## PROVIDED RECORDS
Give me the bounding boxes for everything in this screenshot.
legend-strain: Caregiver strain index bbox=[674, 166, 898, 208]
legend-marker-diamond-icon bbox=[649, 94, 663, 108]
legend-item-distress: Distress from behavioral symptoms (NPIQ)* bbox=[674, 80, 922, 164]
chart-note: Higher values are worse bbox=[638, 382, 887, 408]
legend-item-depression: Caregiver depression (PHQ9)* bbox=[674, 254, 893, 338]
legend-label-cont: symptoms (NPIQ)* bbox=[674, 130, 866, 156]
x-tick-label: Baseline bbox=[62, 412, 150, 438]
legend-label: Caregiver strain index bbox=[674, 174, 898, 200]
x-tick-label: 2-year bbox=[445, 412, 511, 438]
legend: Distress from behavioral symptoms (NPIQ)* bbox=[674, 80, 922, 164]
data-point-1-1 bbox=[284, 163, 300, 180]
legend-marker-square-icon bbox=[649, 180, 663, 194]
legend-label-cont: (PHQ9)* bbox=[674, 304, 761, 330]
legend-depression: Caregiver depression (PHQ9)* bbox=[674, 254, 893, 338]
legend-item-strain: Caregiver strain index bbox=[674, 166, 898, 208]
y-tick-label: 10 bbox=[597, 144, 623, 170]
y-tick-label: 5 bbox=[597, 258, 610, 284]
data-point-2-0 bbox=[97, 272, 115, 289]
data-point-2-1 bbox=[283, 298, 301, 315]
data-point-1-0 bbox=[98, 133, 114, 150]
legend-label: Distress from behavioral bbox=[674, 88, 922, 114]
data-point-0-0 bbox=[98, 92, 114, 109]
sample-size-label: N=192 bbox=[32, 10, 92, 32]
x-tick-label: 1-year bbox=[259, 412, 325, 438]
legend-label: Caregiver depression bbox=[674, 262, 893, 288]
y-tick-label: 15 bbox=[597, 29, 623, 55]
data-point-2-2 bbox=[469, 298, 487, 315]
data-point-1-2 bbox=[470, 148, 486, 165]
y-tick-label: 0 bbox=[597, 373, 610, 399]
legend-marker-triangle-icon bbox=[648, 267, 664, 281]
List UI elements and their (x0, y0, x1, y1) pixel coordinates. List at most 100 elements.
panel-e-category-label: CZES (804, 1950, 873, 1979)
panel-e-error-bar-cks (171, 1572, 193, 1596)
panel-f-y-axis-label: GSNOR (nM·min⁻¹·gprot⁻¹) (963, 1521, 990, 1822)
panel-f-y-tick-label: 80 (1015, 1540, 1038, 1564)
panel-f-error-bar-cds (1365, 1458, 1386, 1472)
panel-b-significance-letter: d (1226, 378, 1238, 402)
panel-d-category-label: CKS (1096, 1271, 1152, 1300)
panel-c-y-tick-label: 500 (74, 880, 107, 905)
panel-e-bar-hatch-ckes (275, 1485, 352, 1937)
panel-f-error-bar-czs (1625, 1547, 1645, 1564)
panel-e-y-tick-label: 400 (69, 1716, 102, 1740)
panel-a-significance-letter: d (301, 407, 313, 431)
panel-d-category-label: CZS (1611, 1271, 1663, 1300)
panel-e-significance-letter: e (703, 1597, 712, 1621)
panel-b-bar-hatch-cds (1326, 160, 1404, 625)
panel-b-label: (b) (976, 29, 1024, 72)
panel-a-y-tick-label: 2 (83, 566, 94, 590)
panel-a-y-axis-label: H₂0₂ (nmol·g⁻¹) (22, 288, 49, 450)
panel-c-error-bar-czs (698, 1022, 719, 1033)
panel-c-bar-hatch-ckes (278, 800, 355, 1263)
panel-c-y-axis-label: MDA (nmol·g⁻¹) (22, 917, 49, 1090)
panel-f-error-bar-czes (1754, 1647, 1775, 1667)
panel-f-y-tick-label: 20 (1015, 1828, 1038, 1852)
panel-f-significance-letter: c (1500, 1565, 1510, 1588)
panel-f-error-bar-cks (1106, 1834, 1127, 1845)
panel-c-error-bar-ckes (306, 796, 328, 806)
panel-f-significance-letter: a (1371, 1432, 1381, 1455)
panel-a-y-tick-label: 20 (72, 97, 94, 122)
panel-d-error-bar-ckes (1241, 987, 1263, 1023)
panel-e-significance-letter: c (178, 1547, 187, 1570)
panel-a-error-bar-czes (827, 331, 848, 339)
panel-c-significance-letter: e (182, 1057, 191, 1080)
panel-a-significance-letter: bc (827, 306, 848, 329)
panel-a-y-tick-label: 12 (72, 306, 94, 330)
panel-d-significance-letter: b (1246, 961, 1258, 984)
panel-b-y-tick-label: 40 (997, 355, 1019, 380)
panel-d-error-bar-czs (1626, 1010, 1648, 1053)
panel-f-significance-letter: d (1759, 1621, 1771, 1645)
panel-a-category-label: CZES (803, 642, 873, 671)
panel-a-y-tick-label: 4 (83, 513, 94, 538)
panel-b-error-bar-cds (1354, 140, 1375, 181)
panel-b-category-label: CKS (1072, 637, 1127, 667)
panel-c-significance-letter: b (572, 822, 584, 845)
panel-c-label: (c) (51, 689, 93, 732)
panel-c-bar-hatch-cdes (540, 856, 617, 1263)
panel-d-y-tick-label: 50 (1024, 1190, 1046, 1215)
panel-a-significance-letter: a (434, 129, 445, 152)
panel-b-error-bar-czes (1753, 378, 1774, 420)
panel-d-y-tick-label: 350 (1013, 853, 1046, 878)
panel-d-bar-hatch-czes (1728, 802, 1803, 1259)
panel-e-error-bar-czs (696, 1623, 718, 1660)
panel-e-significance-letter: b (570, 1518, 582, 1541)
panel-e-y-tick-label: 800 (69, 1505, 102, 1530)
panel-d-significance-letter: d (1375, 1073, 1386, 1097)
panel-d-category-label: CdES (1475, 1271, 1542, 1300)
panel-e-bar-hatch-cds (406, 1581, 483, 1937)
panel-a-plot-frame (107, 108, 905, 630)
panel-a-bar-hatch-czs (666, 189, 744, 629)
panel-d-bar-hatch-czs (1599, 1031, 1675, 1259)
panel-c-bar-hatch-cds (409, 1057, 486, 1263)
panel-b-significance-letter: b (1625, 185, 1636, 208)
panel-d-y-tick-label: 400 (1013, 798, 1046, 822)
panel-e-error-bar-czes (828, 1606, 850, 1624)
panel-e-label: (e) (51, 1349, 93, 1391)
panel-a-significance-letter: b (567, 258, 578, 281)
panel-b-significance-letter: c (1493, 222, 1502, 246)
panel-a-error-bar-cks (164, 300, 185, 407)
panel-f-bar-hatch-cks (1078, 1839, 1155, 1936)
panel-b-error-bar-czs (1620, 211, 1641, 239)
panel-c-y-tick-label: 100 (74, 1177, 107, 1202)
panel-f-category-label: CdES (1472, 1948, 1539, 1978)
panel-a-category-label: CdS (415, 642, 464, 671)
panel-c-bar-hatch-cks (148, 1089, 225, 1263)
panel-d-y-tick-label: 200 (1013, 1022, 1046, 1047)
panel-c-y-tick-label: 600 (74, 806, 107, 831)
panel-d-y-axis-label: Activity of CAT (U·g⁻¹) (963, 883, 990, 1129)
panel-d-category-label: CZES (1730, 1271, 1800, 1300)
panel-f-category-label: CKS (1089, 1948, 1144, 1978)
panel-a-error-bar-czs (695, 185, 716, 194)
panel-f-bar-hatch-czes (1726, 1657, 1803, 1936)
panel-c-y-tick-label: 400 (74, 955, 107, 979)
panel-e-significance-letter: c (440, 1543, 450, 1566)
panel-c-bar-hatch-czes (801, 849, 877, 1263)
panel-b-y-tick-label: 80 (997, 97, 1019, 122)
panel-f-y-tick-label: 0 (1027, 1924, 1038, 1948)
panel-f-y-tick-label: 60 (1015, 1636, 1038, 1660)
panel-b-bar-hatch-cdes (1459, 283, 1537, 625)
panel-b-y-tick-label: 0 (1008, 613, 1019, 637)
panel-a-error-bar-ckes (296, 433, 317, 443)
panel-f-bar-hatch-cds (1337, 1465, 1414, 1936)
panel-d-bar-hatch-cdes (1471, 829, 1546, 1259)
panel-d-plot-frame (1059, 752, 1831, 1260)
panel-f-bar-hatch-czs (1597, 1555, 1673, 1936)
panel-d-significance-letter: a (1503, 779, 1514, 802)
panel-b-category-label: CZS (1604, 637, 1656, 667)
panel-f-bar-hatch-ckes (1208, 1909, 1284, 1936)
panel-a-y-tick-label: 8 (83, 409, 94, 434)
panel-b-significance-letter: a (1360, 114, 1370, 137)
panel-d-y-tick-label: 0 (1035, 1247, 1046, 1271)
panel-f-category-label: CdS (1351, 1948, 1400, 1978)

## REQUIRED TASK
Count the lines of the records above that contain the string "depression", with uppercase and lowercase treated as different. Reply with the number alone.

## SOLUTION TO THE EXERCISE
3